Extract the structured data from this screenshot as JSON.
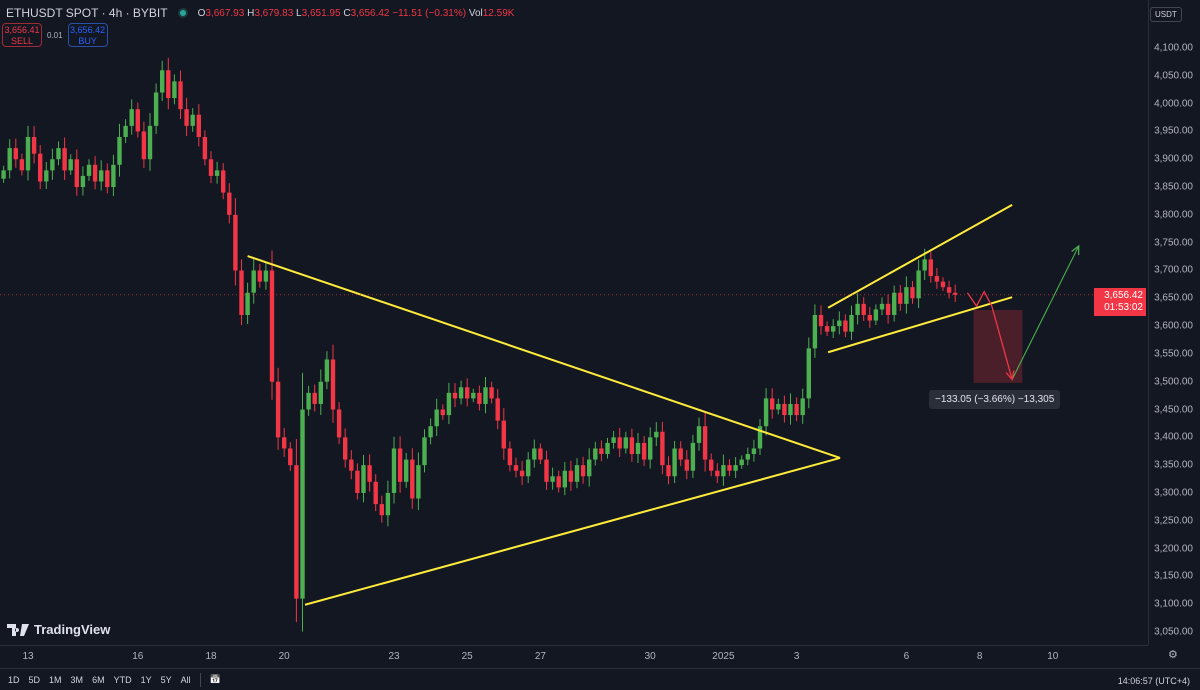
{
  "header": {
    "symbol": "ETHUSDT SPOT · 4h · BYBIT",
    "o_label": "O",
    "open": "3,667.93",
    "h_label": "H",
    "high": "3,679.83",
    "l_label": "L",
    "low": "3,651.95",
    "c_label": "C",
    "close": "3,656.42",
    "change": "−11.51 (−0.31%)",
    "vol_label": "Vol",
    "volume": "12.59K"
  },
  "trade": {
    "sell_price": "3,656.41",
    "sell_label": "SELL",
    "spread": "0.01",
    "buy_price": "3,656.42",
    "buy_label": "BUY"
  },
  "currency": "USDT",
  "current_price": {
    "price": "3,656.42",
    "countdown": "01:53:02"
  },
  "measure_label": "−133.05 (−3.66%) −13,305",
  "logo": "TradingView",
  "timeframes": [
    "1D",
    "5D",
    "1M",
    "3M",
    "6M",
    "YTD",
    "1Y",
    "5Y",
    "All"
  ],
  "clock": "14:06:57 (UTC+4)",
  "colors": {
    "up": "#26a69a",
    "up_fill": "#4caf50",
    "down": "#f23645",
    "trendline": "#ffeb3b",
    "background": "#131722"
  },
  "chart_data": {
    "type": "candlestick",
    "interval": "4h",
    "start": "2024-12-12T08:00",
    "ylim": [
      3025,
      4125
    ],
    "y_ticks": [
      "4,100.00",
      "4,050.00",
      "4,000.00",
      "3,950.00",
      "3,900.00",
      "3,850.00",
      "3,800.00",
      "3,750.00",
      "3,700.00",
      "3,650.00",
      "3,600.00",
      "3,550.00",
      "3,500.00",
      "3,450.00",
      "3,400.00",
      "3,350.00",
      "3,300.00",
      "3,250.00",
      "3,200.00",
      "3,150.00",
      "3,100.00",
      "3,050.00"
    ],
    "x_ticks": [
      {
        "label": "13",
        "date": "2024-12-13"
      },
      {
        "label": "16",
        "date": "2024-12-16"
      },
      {
        "label": "18",
        "date": "2024-12-18"
      },
      {
        "label": "20",
        "date": "2024-12-20"
      },
      {
        "label": "23",
        "date": "2024-12-23"
      },
      {
        "label": "25",
        "date": "2024-12-25"
      },
      {
        "label": "27",
        "date": "2024-12-27"
      },
      {
        "label": "30",
        "date": "2024-12-30"
      },
      {
        "label": "2025",
        "date": "2025-01-01"
      },
      {
        "label": "3",
        "date": "2025-01-03"
      },
      {
        "label": "6",
        "date": "2025-01-06"
      },
      {
        "label": "8",
        "date": "2025-01-08"
      },
      {
        "label": "10",
        "date": "2025-01-10"
      }
    ],
    "closes": [
      3880,
      3920,
      3900,
      3880,
      3940,
      3910,
      3860,
      3880,
      3900,
      3920,
      3880,
      3900,
      3850,
      3870,
      3890,
      3860,
      3880,
      3850,
      3890,
      3940,
      3960,
      3990,
      3950,
      3900,
      3960,
      4020,
      4060,
      4010,
      4040,
      3990,
      3960,
      3980,
      3940,
      3900,
      3870,
      3880,
      3840,
      3800,
      3700,
      3620,
      3660,
      3700,
      3680,
      3700,
      3500,
      3400,
      3380,
      3350,
      3110,
      3450,
      3480,
      3460,
      3500,
      3540,
      3450,
      3400,
      3360,
      3340,
      3300,
      3350,
      3320,
      3280,
      3260,
      3300,
      3380,
      3320,
      3360,
      3290,
      3350,
      3400,
      3420,
      3450,
      3440,
      3480,
      3470,
      3490,
      3470,
      3480,
      3460,
      3490,
      3470,
      3430,
      3380,
      3350,
      3340,
      3330,
      3360,
      3380,
      3360,
      3320,
      3330,
      3310,
      3340,
      3320,
      3350,
      3330,
      3360,
      3380,
      3370,
      3390,
      3400,
      3380,
      3400,
      3370,
      3390,
      3360,
      3400,
      3410,
      3350,
      3330,
      3380,
      3360,
      3340,
      3390,
      3420,
      3360,
      3340,
      3330,
      3350,
      3340,
      3350,
      3360,
      3370,
      3380,
      3420,
      3470,
      3450,
      3460,
      3440,
      3460,
      3440,
      3470,
      3560,
      3620,
      3600,
      3590,
      3600,
      3610,
      3590,
      3620,
      3640,
      3620,
      3610,
      3630,
      3640,
      3620,
      3660,
      3640,
      3670,
      3650,
      3700,
      3720,
      3690,
      3680,
      3670,
      3660,
      3656.42
    ],
    "drawings": {
      "triangle_upper": [
        [
          "2024-12-19T00:00",
          3726
        ],
        [
          "2025-01-04T04:30",
          3363
        ]
      ],
      "triangle_lower": [
        [
          "2024-12-20T13:40",
          3099
        ],
        [
          "2025-01-04T04:30",
          3363
        ]
      ],
      "channel_upper": [
        [
          "2025-01-03T20:40",
          3633
        ],
        [
          "2025-01-08T21:20",
          3818
        ]
      ],
      "channel_lower": [
        [
          "2025-01-03T20:40",
          3553
        ],
        [
          "2025-01-08T21:20",
          3652
        ]
      ],
      "projection_down": [
        [
          "2025-01-07T16:00",
          3660
        ],
        [
          "2025-01-07T22:00",
          3636
        ],
        [
          "2025-01-08T03:00",
          3662
        ],
        [
          "2025-01-08T08:00",
          3636
        ],
        [
          "2025-01-08T21:20",
          3504
        ]
      ],
      "projection_up": [
        [
          "2025-01-08T21:20",
          3504
        ],
        [
          "2025-01-10T17:00",
          3744
        ]
      ],
      "measure_box": {
        "from": [
          "2025-01-07T20:00",
          3629
        ],
        "to": [
          "2025-01-09T04:00",
          3498
        ]
      }
    }
  }
}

• _DESCRIPTION OF THE TASK_: Reproduce every entry word for word, but omit the pictures.

• _SOLUTION_:
Extract the structured data from this screenshot as JSON.
{
  "header": {
    "symbol": "ETHUSDT SPOT · 4h · BYBIT",
    "o_label": "O",
    "open": "3,667.93",
    "h_label": "H",
    "high": "3,679.83",
    "l_label": "L",
    "low": "3,651.95",
    "c_label": "C",
    "close": "3,656.42",
    "change": "−11.51 (−0.31%)",
    "vol_label": "Vol",
    "volume": "12.59K"
  },
  "trade": {
    "sell_price": "3,656.41",
    "sell_label": "SELL",
    "spread": "0.01",
    "buy_price": "3,656.42",
    "buy_label": "BUY"
  },
  "currency": "USDT",
  "current_price": {
    "price": "3,656.42",
    "countdown": "01:53:02"
  },
  "measure_label": "−133.05 (−3.66%) −13,305",
  "logo": "TradingView",
  "timeframes": [
    "1D",
    "5D",
    "1M",
    "3M",
    "6M",
    "YTD",
    "1Y",
    "5Y",
    "All"
  ],
  "clock": "14:06:57 (UTC+4)",
  "colors": {
    "up": "#26a69a",
    "up_fill": "#4caf50",
    "down": "#f23645",
    "trendline": "#ffeb3b",
    "background": "#131722"
  },
  "chart_data": {
    "type": "candlestick",
    "interval": "4h",
    "start": "2024-12-12T08:00",
    "ylim": [
      3025,
      4125
    ],
    "y_ticks": [
      "4,100.00",
      "4,050.00",
      "4,000.00",
      "3,950.00",
      "3,900.00",
      "3,850.00",
      "3,800.00",
      "3,750.00",
      "3,700.00",
      "3,650.00",
      "3,600.00",
      "3,550.00",
      "3,500.00",
      "3,450.00",
      "3,400.00",
      "3,350.00",
      "3,300.00",
      "3,250.00",
      "3,200.00",
      "3,150.00",
      "3,100.00",
      "3,050.00"
    ],
    "x_ticks": [
      {
        "label": "13",
        "date": "2024-12-13"
      },
      {
        "label": "16",
        "date": "2024-12-16"
      },
      {
        "label": "18",
        "date": "2024-12-18"
      },
      {
        "label": "20",
        "date": "2024-12-20"
      },
      {
        "label": "23",
        "date": "2024-12-23"
      },
      {
        "label": "25",
        "date": "2024-12-25"
      },
      {
        "label": "27",
        "date": "2024-12-27"
      },
      {
        "label": "30",
        "date": "2024-12-30"
      },
      {
        "label": "2025",
        "date": "2025-01-01"
      },
      {
        "label": "3",
        "date": "2025-01-03"
      },
      {
        "label": "6",
        "date": "2025-01-06"
      },
      {
        "label": "8",
        "date": "2025-01-08"
      },
      {
        "label": "10",
        "date": "2025-01-10"
      }
    ],
    "closes": [
      3880,
      3920,
      3900,
      3880,
      3940,
      3910,
      3860,
      3880,
      3900,
      3920,
      3880,
      3900,
      3850,
      3870,
      3890,
      3860,
      3880,
      3850,
      3890,
      3940,
      3960,
      3990,
      3950,
      3900,
      3960,
      4020,
      4060,
      4010,
      4040,
      3990,
      3960,
      3980,
      3940,
      3900,
      3870,
      3880,
      3840,
      3800,
      3700,
      3620,
      3660,
      3700,
      3680,
      3700,
      3500,
      3400,
      3380,
      3350,
      3110,
      3450,
      3480,
      3460,
      3500,
      3540,
      3450,
      3400,
      3360,
      3340,
      3300,
      3350,
      3320,
      3280,
      3260,
      3300,
      3380,
      3320,
      3360,
      3290,
      3350,
      3400,
      3420,
      3450,
      3440,
      3480,
      3470,
      3490,
      3470,
      3480,
      3460,
      3490,
      3470,
      3430,
      3380,
      3350,
      3340,
      3330,
      3360,
      3380,
      3360,
      3320,
      3330,
      3310,
      3340,
      3320,
      3350,
      3330,
      3360,
      3380,
      3370,
      3390,
      3400,
      3380,
      3400,
      3370,
      3390,
      3360,
      3400,
      3410,
      3350,
      3330,
      3380,
      3360,
      3340,
      3390,
      3420,
      3360,
      3340,
      3330,
      3350,
      3340,
      3350,
      3360,
      3370,
      3380,
      3420,
      3470,
      3450,
      3460,
      3440,
      3460,
      3440,
      3470,
      3560,
      3620,
      3600,
      3590,
      3600,
      3610,
      3590,
      3620,
      3640,
      3620,
      3610,
      3630,
      3640,
      3620,
      3660,
      3640,
      3670,
      3650,
      3700,
      3720,
      3690,
      3680,
      3670,
      3660,
      3656.42
    ],
    "drawings": {
      "triangle_upper": [
        [
          "2024-12-19T00:00",
          3726
        ],
        [
          "2025-01-04T04:30",
          3363
        ]
      ],
      "triangle_lower": [
        [
          "2024-12-20T13:40",
          3099
        ],
        [
          "2025-01-04T04:30",
          3363
        ]
      ],
      "channel_upper": [
        [
          "2025-01-03T20:40",
          3633
        ],
        [
          "2025-01-08T21:20",
          3818
        ]
      ],
      "channel_lower": [
        [
          "2025-01-03T20:40",
          3553
        ],
        [
          "2025-01-08T21:20",
          3652
        ]
      ],
      "projection_down": [
        [
          "2025-01-07T16:00",
          3660
        ],
        [
          "2025-01-07T22:00",
          3636
        ],
        [
          "2025-01-08T03:00",
          3662
        ],
        [
          "2025-01-08T08:00",
          3636
        ],
        [
          "2025-01-08T21:20",
          3504
        ]
      ],
      "projection_up": [
        [
          "2025-01-08T21:20",
          3504
        ],
        [
          "2025-01-10T17:00",
          3744
        ]
      ],
      "measure_box": {
        "from": [
          "2025-01-07T20:00",
          3629
        ],
        "to": [
          "2025-01-09T04:00",
          3498
        ]
      }
    }
  }
}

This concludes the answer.